** start **
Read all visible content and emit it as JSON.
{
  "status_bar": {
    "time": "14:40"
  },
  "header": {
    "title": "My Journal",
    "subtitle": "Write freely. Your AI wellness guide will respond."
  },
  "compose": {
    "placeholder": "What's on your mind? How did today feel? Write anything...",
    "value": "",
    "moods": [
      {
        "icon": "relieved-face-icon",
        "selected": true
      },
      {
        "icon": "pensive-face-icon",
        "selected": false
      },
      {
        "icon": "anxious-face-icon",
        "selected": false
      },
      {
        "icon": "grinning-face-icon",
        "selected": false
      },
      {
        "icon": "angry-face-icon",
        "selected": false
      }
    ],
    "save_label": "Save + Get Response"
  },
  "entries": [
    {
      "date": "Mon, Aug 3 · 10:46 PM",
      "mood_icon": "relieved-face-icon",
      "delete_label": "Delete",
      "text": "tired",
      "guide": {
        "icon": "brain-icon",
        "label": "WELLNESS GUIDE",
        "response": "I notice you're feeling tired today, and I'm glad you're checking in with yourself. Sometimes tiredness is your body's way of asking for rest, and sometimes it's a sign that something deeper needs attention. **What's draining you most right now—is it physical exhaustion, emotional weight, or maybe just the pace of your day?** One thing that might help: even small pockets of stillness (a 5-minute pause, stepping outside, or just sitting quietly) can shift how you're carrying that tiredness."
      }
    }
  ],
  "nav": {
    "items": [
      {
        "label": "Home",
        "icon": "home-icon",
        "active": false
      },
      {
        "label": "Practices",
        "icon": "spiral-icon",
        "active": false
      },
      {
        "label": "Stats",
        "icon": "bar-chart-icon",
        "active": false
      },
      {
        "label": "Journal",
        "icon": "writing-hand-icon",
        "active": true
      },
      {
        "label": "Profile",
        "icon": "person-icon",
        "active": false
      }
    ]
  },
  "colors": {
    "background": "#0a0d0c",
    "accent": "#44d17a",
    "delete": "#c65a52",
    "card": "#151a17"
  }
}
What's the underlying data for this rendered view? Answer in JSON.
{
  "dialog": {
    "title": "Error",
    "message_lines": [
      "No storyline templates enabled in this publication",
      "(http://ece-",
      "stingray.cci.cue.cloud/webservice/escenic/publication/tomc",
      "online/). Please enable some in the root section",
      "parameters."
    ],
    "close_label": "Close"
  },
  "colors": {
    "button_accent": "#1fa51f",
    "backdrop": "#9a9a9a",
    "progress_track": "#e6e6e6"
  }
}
** end **
▶ [Instruction] All lines that include "publication" are to be gathered and copied.

▶ [Exercise solution]
      "No storyline templates enabled in this publication",
      "stingray.cci.cue.cloud/webservice/escenic/publication/tomc",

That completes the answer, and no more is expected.